Rewrite the items below from the first line through the line with "point — [305, 194, 312, 202]", both ends included, changing every "point" to "marker" and leaving everything else as it is.
(begin)
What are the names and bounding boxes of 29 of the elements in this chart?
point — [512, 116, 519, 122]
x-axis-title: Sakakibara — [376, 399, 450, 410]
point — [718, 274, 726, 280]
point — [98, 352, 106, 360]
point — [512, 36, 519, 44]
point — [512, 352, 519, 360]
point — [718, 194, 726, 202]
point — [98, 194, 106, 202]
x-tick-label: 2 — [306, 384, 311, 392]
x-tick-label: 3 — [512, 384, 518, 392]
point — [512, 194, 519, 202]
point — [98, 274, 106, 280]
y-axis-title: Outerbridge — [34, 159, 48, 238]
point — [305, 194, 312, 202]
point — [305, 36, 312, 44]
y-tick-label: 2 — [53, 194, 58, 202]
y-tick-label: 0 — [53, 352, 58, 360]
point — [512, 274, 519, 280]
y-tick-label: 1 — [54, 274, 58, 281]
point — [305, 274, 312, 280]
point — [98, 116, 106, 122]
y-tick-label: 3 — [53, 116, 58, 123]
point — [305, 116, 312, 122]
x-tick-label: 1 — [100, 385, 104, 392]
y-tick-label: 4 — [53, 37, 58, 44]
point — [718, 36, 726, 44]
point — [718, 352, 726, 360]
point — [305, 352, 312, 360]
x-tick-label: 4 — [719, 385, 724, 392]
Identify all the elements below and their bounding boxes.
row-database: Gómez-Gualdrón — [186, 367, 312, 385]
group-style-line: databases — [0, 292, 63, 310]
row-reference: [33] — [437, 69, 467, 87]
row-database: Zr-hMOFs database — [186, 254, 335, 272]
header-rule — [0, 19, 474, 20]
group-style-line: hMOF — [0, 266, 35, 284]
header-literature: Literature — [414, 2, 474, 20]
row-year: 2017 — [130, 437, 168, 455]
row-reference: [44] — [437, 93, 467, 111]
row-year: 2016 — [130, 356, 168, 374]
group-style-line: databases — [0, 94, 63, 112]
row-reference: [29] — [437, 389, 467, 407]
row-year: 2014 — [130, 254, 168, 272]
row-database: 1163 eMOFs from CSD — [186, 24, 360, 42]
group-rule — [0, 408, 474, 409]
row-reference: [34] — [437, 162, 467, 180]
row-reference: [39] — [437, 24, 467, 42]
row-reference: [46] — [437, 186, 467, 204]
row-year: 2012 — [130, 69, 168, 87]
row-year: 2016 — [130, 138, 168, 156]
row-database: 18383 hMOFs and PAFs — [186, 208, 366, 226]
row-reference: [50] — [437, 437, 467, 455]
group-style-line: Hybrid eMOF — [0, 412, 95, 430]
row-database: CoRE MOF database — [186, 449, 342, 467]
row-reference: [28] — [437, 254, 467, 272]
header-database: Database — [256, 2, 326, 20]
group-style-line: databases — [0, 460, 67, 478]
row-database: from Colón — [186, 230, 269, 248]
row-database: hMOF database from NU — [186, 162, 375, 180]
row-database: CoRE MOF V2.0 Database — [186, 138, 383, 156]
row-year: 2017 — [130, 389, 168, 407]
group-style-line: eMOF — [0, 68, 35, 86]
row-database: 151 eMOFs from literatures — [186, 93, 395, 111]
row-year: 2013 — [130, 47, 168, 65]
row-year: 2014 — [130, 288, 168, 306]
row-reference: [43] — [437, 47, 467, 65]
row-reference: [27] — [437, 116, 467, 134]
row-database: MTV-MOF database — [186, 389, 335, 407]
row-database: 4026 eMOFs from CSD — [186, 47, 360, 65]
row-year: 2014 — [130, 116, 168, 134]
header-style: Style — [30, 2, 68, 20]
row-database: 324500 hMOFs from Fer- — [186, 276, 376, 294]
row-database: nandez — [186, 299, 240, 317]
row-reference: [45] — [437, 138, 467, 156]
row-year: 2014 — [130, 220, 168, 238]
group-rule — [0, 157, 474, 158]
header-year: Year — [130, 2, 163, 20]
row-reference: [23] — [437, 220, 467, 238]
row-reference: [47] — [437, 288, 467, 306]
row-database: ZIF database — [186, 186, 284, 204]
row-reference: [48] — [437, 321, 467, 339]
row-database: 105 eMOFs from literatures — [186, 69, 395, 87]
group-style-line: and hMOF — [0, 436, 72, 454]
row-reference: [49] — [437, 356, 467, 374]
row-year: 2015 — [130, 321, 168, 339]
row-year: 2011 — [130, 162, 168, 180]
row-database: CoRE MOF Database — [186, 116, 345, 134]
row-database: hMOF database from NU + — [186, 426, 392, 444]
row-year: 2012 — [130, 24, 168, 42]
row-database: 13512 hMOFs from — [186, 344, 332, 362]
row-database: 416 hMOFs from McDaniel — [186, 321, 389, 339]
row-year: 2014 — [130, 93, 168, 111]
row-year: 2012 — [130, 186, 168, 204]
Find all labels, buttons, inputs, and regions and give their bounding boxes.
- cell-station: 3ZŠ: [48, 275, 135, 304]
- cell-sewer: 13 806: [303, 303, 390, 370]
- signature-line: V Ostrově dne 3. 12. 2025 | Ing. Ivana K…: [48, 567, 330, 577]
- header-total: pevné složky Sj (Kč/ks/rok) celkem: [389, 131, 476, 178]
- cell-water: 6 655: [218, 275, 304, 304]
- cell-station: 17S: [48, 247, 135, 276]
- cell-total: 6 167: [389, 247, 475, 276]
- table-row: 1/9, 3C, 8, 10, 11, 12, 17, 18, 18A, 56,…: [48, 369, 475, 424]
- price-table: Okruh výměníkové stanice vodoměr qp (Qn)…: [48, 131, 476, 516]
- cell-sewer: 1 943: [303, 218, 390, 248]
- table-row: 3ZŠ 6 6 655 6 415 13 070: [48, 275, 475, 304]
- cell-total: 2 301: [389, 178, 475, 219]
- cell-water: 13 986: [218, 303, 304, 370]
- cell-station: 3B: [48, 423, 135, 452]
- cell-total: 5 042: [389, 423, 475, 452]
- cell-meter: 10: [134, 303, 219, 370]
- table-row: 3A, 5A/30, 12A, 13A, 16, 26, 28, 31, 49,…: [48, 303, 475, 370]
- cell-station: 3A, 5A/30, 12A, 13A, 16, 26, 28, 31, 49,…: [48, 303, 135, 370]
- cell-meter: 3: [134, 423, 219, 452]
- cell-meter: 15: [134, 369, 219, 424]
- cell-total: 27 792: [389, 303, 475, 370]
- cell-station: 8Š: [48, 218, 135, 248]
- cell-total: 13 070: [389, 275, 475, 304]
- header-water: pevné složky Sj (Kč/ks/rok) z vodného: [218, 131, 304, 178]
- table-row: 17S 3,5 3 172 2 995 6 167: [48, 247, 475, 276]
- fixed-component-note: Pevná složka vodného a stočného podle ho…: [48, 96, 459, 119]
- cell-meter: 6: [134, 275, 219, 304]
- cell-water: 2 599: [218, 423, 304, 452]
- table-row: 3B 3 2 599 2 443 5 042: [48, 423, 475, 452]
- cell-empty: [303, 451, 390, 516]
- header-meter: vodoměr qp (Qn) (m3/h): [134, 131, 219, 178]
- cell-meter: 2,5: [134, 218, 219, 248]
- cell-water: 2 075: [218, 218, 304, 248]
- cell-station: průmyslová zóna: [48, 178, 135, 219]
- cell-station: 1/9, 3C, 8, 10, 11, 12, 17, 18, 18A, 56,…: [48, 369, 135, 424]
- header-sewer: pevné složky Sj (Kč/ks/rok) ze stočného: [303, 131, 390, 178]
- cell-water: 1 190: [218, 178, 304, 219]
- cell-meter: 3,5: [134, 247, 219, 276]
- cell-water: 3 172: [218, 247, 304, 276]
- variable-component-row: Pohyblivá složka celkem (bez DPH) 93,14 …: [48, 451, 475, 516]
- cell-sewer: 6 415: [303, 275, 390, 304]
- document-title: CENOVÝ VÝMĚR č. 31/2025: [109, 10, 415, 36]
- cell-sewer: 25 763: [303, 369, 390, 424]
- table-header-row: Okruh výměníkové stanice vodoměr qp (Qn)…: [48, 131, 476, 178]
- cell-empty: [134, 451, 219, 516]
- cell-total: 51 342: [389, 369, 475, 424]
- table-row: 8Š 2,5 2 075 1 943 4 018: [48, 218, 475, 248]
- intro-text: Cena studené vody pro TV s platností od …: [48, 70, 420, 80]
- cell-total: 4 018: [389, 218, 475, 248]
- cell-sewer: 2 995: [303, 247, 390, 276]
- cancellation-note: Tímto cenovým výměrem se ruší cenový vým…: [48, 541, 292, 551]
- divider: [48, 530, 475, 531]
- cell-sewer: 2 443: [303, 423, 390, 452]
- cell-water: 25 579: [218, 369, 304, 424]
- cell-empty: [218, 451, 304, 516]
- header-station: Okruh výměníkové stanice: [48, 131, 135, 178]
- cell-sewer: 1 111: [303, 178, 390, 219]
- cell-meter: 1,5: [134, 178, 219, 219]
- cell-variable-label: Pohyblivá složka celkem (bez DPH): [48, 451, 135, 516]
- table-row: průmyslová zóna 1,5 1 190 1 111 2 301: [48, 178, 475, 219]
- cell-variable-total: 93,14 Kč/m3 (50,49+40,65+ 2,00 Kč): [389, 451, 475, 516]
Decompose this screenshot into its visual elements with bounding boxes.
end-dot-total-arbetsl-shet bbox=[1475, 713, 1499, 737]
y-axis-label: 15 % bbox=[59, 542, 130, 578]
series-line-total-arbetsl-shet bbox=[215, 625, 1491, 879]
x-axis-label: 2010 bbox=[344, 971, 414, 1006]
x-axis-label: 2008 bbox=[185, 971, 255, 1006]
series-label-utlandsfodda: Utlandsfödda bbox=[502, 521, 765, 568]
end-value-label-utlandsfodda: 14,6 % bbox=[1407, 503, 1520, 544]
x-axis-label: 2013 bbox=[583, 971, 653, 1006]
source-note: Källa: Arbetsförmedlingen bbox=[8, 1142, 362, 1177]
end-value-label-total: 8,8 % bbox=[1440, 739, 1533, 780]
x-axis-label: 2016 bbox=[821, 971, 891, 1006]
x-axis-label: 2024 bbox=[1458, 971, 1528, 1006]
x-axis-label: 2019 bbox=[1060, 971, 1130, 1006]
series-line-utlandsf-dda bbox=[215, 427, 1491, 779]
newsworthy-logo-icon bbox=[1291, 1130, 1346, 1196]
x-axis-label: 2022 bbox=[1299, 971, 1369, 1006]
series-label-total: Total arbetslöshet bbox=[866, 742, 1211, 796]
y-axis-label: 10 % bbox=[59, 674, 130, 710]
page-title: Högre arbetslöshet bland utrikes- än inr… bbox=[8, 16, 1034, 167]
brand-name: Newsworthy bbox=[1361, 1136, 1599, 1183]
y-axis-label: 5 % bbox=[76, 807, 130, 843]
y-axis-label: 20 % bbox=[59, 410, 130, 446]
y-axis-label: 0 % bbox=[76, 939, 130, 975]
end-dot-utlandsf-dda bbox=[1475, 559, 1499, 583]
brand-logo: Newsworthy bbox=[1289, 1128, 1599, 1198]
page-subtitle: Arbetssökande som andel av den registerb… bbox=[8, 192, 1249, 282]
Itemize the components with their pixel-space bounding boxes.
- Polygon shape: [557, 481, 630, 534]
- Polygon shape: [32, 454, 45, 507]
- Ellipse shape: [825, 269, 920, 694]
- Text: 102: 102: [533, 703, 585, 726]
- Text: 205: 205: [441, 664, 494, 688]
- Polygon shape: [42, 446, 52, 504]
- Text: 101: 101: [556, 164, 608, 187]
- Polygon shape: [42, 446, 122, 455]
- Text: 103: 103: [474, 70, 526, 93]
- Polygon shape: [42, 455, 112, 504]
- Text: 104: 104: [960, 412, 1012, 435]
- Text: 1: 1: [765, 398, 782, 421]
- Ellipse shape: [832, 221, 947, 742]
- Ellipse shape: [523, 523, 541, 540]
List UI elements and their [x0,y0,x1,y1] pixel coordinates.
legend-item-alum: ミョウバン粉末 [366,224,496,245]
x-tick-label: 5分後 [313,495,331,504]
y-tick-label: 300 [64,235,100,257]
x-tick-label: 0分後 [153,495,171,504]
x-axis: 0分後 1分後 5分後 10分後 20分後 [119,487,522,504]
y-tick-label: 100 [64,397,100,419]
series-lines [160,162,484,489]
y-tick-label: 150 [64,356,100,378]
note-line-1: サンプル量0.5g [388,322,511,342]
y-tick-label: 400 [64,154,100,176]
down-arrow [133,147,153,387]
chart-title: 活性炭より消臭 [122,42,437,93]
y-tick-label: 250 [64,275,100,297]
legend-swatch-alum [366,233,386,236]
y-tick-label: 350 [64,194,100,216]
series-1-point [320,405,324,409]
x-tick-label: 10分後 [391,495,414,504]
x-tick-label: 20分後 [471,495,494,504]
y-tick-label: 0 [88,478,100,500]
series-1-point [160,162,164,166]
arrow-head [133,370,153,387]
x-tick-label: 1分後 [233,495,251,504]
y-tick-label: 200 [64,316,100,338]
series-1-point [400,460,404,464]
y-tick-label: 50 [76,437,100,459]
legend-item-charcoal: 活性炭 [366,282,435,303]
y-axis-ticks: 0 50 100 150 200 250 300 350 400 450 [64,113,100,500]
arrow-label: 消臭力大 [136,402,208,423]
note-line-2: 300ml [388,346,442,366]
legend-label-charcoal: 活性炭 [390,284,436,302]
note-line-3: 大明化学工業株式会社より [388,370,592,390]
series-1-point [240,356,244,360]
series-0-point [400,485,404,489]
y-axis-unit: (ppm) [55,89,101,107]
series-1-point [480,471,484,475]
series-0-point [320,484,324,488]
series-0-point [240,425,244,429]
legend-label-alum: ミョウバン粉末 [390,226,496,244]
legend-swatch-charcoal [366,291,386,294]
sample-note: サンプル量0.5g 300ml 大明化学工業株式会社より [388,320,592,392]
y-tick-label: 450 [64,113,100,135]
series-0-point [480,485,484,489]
(end)
▶ Task response:
What are the names and bounding boxes of 29 of the elements in this chart?
marker — [512, 116, 519, 122]
x-axis-title: Sakakibara — [376, 399, 450, 410]
marker — [718, 274, 726, 280]
marker — [98, 352, 106, 360]
marker — [512, 36, 519, 44]
marker — [512, 352, 519, 360]
marker — [718, 194, 726, 202]
marker — [98, 194, 106, 202]
x-tick-label: 2 — [306, 384, 311, 392]
x-tick-label: 3 — [512, 384, 518, 392]
marker — [512, 194, 519, 202]
marker — [98, 274, 106, 280]
y-axis-title: Outerbridge — [34, 159, 48, 238]
marker — [305, 194, 312, 202]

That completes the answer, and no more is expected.